What you should do: Skip the images and return the records below exactly.

Records excerpted from a collection:

★ ★ ★ ★ ★

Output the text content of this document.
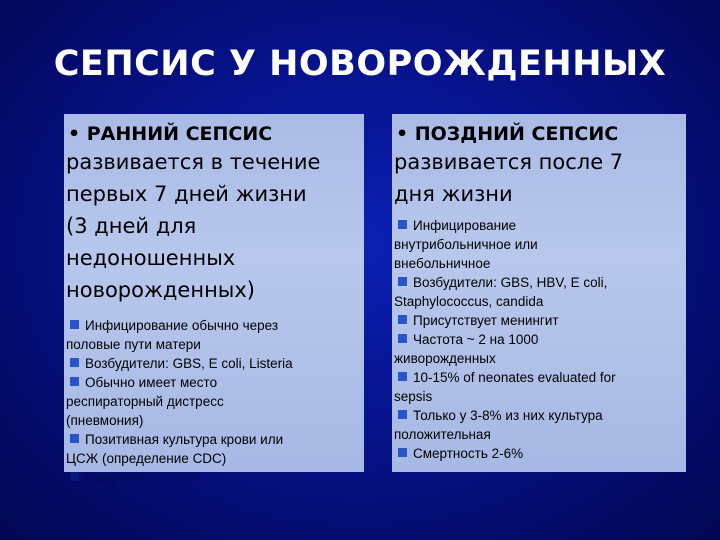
СЕПСИС У НОВОРОЖДЕННЫХ
• РАННИЙ СЕПСИС
развивается в течение
первых 7 дней жизни
(3 дней для
недоношенных
новорожденных)
Инфицирование обычно через
половые пути матери
Возбудители: GBS, E coli, Listeria
Обычно имеет место
респираторный дистресс
(пневмония)
Позитивная культура крови или
ЦСЖ (определение CDC)
Смертность 5-50%
• ПОЗДНИЙ СЕПСИС
развивается после 7
дня жизни
Инфицирование
внутрибольничное или
внебольничное
Возбудители: GBS, HBV, E coli,
Staphylococcus, candida
Присутствует менингит
Частота ~ 2 на 1000
живорожденных
10-15% of neonates evaluated for
sepsis
Только у 3-8% из них культура
положительная
Смертность 2-6%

★ ★ ★ ★ ★

Right answer:
Output the text content of this document.
СЕПСИС У НОВОРОЖДЕННЫХ
• РАННИЙ СЕПСИС
развивается в течение
первых 7 дней жизни
(3 дней для
недоношенных
новорожденных)
Инфицирование обычно через
половые пути матери
Возбудители: GBS, E coli, Listeria
Обычно имеет место
респираторный дистресс
(пневмония)
Позитивная культура крови или
ЦСЖ (определение CDC)
Смертность 5-50%
• ПОЗДНИЙ СЕПСИС
развивается после 7
дня жизни
Инфицирование
внутрибольничное или
внебольничное
Возбудители: GBS, HBV, E coli,
Staphylococcus, candida
Присутствует менингит
Частота ~ 2 на 1000
живорожденных
10-15% of neonates evaluated for
sepsis
Только у 3-8% из них культура
положительная
Смертность 2-6%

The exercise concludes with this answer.